▶ _Directive_
Gather each line containing the string "задержанных" from these entries.

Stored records

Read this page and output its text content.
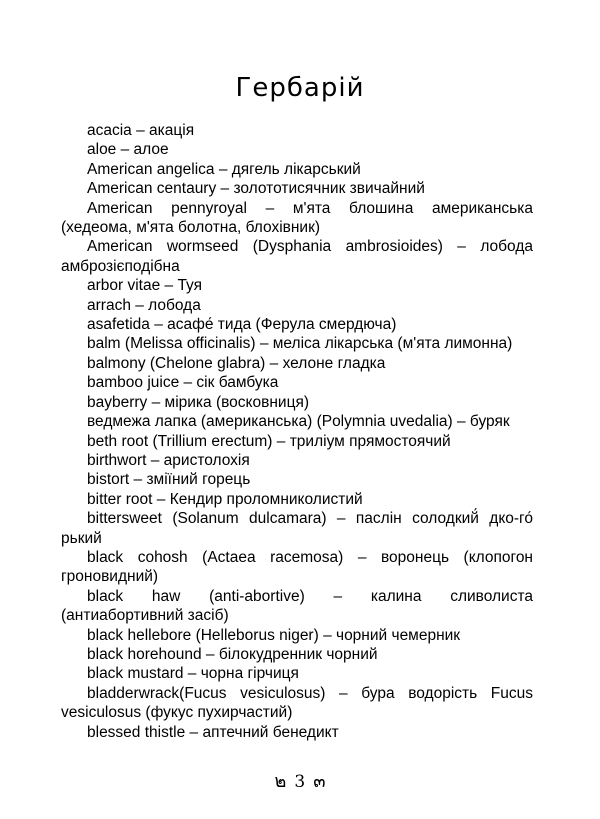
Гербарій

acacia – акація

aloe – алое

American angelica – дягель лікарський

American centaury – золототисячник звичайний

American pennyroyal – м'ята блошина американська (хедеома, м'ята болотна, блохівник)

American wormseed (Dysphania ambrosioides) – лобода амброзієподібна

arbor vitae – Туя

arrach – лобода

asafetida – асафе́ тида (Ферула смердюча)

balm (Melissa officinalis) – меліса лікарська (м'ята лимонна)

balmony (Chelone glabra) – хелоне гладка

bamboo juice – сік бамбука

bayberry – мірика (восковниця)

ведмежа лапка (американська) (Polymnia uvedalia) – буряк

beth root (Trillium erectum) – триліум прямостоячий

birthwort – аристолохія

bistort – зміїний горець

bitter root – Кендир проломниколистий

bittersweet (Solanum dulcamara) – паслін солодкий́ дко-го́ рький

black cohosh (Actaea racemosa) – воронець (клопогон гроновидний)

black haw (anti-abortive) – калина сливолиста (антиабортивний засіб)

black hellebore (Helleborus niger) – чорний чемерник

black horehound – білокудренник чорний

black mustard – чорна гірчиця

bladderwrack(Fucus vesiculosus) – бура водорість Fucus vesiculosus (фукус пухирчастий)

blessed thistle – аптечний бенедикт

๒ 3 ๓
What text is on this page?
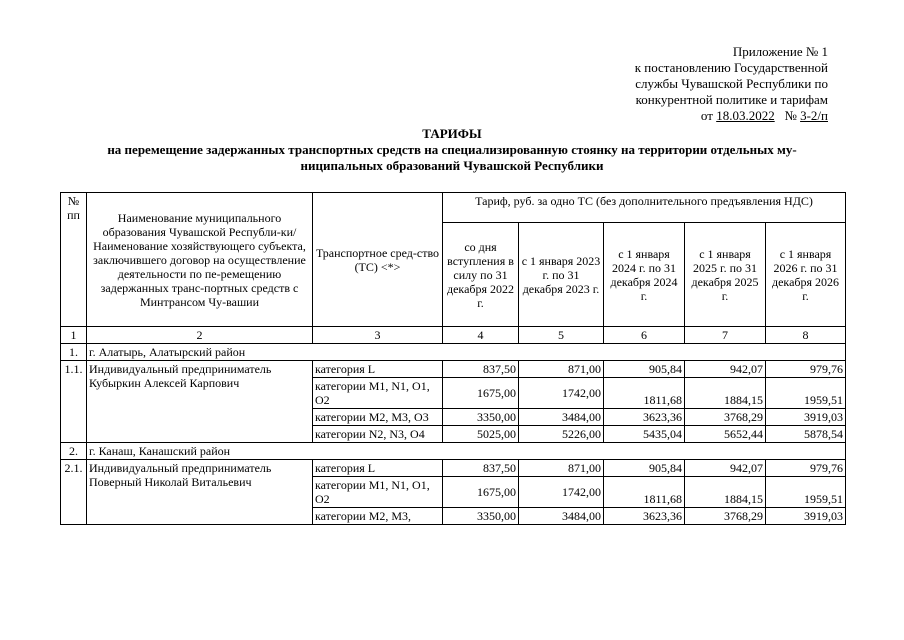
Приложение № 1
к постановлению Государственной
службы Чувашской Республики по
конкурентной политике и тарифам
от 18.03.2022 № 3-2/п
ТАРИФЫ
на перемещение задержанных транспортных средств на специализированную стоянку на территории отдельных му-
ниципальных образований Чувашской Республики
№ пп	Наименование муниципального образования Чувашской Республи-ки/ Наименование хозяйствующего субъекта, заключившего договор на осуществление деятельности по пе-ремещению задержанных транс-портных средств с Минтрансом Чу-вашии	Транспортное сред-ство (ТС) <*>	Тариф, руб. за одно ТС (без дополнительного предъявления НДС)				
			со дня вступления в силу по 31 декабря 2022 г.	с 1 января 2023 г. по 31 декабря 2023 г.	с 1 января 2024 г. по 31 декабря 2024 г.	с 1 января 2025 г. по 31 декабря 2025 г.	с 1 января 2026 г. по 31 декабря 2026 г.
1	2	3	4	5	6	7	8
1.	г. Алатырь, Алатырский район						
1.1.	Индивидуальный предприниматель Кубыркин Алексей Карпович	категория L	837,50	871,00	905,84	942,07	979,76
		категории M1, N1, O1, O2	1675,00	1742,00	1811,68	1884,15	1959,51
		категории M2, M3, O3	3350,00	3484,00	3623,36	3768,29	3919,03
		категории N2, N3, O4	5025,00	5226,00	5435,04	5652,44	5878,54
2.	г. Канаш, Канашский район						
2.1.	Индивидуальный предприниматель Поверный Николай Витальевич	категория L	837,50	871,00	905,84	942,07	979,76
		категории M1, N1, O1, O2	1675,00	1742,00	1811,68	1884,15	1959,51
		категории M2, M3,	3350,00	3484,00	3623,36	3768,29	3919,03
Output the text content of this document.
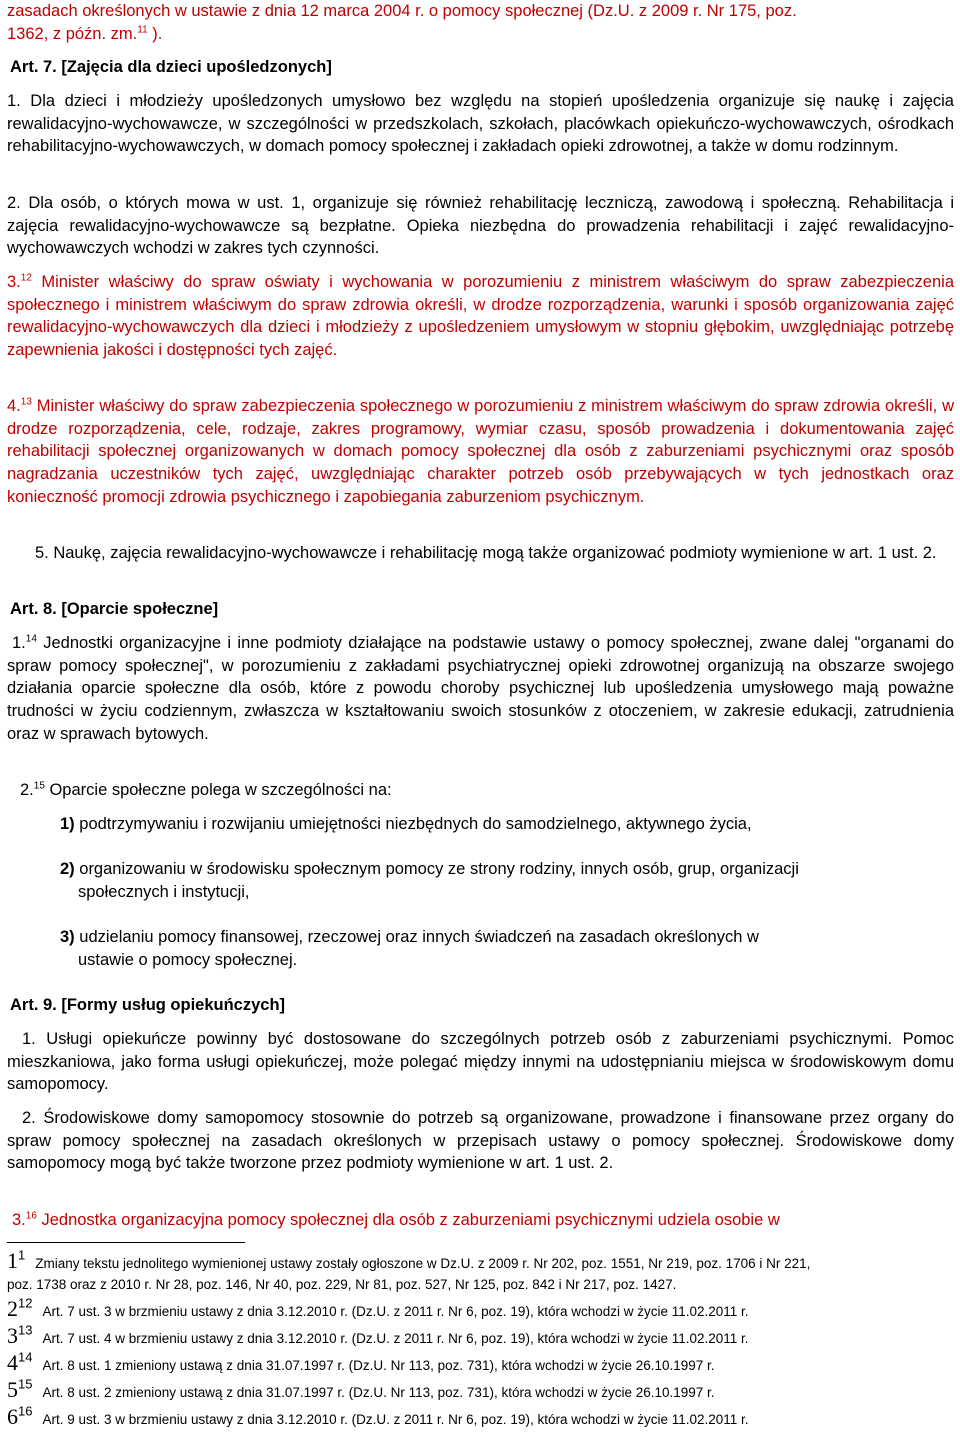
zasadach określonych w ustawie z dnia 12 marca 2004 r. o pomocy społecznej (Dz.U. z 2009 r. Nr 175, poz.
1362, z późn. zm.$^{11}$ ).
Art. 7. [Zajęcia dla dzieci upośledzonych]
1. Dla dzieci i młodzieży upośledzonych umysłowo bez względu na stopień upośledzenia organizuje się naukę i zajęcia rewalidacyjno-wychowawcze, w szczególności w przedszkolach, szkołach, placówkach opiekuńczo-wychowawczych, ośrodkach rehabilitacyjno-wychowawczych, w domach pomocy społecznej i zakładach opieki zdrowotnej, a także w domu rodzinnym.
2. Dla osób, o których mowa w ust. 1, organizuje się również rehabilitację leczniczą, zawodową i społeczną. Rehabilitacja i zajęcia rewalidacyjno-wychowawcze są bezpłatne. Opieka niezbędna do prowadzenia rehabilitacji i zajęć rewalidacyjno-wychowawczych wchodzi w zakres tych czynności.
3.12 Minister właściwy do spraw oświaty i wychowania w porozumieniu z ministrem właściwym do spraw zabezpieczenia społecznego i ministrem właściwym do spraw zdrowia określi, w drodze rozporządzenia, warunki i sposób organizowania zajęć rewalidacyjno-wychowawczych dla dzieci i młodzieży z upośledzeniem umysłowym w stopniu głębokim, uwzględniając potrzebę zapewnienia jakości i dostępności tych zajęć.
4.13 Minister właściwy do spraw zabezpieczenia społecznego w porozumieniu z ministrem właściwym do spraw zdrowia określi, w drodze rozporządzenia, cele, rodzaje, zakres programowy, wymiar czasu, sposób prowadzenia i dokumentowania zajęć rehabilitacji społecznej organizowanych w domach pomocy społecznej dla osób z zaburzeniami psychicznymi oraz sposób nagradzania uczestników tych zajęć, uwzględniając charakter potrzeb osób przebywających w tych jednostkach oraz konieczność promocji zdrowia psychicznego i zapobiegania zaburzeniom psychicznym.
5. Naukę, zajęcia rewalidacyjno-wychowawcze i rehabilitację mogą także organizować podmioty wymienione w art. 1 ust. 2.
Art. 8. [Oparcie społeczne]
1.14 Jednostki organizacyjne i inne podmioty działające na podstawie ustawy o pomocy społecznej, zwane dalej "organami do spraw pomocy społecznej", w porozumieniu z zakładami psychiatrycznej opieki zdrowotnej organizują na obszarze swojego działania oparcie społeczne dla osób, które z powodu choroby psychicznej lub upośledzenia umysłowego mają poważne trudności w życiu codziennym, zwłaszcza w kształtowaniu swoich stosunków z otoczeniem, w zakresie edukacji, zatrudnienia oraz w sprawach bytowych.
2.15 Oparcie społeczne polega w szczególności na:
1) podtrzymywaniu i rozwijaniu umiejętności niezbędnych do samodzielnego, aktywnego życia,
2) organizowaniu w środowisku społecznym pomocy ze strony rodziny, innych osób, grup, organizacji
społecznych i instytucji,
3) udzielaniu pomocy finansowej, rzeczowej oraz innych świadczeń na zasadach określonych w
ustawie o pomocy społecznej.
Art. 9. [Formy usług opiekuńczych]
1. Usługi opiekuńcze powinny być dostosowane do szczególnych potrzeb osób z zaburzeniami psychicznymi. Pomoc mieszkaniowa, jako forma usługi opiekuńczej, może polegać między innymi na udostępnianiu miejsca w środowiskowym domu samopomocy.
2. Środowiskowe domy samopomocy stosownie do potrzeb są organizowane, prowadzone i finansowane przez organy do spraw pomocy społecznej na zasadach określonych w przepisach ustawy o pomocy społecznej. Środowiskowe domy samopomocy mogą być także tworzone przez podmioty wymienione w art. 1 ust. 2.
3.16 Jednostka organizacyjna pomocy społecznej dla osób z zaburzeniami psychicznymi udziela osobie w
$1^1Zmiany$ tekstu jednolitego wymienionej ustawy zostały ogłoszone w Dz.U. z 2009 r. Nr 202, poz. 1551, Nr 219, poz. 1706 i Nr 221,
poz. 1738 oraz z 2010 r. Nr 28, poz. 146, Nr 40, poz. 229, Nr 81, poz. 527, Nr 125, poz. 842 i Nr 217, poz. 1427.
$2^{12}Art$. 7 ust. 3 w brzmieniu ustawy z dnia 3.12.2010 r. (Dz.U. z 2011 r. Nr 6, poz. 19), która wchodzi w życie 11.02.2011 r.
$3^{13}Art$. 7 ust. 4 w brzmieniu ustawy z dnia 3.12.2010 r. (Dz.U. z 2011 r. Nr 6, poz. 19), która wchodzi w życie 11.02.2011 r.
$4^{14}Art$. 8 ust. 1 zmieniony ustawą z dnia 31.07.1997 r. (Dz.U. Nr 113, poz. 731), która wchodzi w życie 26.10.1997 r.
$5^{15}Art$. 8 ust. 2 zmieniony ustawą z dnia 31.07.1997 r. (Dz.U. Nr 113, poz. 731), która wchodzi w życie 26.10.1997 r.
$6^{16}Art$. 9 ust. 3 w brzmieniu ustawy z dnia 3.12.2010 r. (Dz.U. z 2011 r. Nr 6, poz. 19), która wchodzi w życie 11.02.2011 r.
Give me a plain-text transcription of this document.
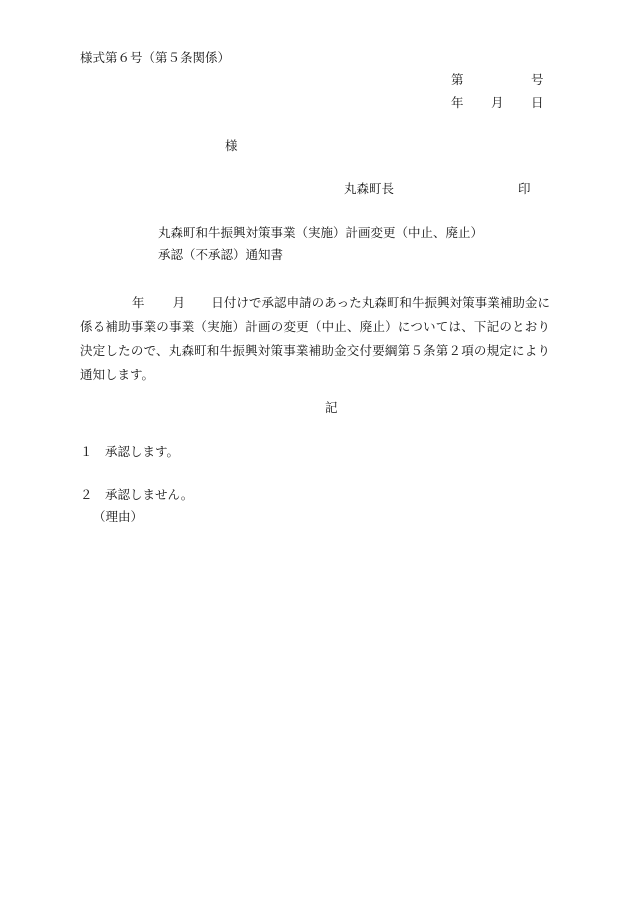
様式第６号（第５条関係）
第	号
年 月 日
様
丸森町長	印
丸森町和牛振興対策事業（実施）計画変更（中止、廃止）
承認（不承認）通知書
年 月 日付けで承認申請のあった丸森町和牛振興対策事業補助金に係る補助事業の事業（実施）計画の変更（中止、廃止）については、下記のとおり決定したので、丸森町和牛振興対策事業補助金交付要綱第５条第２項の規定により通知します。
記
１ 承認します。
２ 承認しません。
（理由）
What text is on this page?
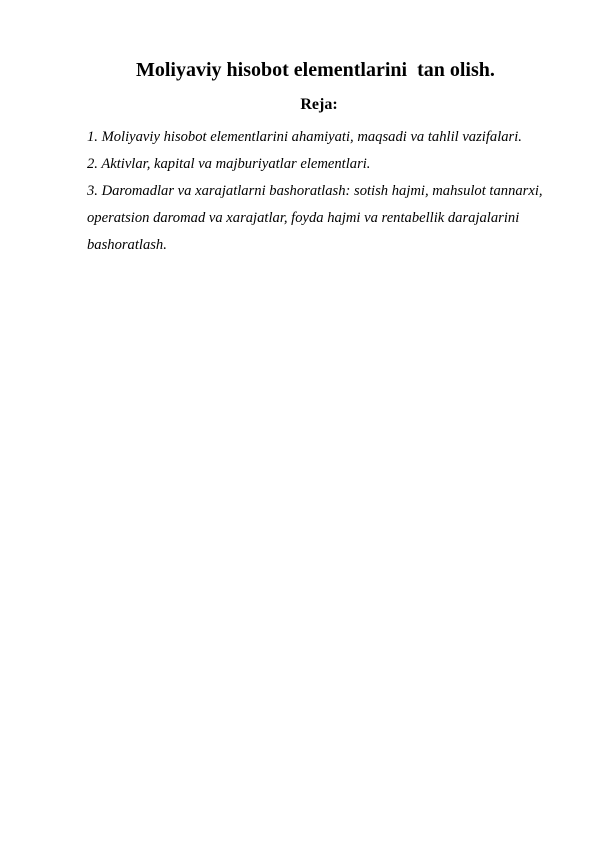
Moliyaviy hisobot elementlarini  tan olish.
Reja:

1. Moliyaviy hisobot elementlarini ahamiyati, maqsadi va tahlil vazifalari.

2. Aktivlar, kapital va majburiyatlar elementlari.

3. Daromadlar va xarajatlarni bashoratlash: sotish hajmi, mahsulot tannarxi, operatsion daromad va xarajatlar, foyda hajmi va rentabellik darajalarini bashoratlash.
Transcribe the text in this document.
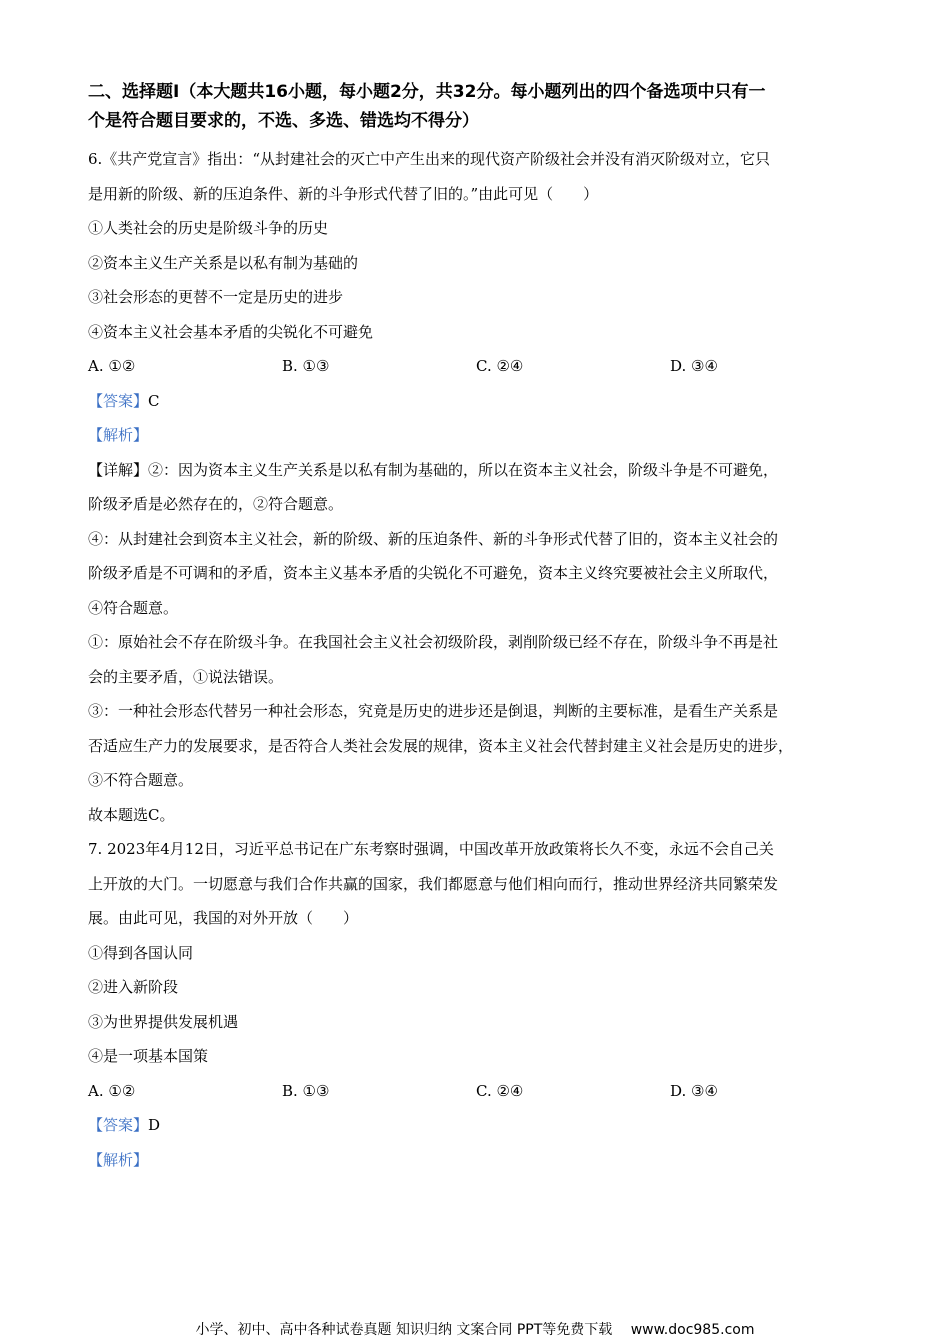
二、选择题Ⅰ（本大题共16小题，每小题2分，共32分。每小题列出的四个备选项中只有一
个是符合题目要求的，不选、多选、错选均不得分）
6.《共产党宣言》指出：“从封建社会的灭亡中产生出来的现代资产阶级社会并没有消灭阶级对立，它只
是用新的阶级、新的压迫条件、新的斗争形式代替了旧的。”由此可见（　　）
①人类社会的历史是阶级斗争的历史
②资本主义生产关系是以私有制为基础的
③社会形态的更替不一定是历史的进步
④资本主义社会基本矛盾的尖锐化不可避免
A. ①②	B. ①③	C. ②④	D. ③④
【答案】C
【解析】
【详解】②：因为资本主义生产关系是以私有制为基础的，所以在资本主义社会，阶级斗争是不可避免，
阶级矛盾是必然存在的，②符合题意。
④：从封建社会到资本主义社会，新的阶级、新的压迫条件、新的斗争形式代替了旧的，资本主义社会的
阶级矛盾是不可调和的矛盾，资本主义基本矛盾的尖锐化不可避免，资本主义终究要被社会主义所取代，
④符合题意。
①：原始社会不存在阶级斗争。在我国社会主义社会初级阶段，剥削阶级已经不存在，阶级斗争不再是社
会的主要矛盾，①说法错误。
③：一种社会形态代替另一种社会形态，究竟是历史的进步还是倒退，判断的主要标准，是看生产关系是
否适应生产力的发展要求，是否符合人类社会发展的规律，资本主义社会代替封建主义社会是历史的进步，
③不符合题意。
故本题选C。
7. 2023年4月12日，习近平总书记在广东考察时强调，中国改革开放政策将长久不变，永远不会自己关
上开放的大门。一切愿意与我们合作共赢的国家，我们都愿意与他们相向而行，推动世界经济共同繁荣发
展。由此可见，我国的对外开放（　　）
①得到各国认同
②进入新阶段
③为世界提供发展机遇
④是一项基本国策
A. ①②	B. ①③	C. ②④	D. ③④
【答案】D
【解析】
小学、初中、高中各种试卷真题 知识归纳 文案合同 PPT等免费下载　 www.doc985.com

▶ _Response to the task_
на перемещение задержанных транспортных средств на специализированную стоянку на территории отдельных му-
№ пп	Наименование муниципального образования Чувашской Республи-ки/ Наименование хозяйствующего субъекта, заключившего договор на осуществление деятельности по пе-ремещению задержанных транс-портных средств с Минтрансом Чу-вашии	Транспортное сред-ство (ТС) <*>	Тариф, руб. за одно ТС (без дополнительного предъявления НДС)				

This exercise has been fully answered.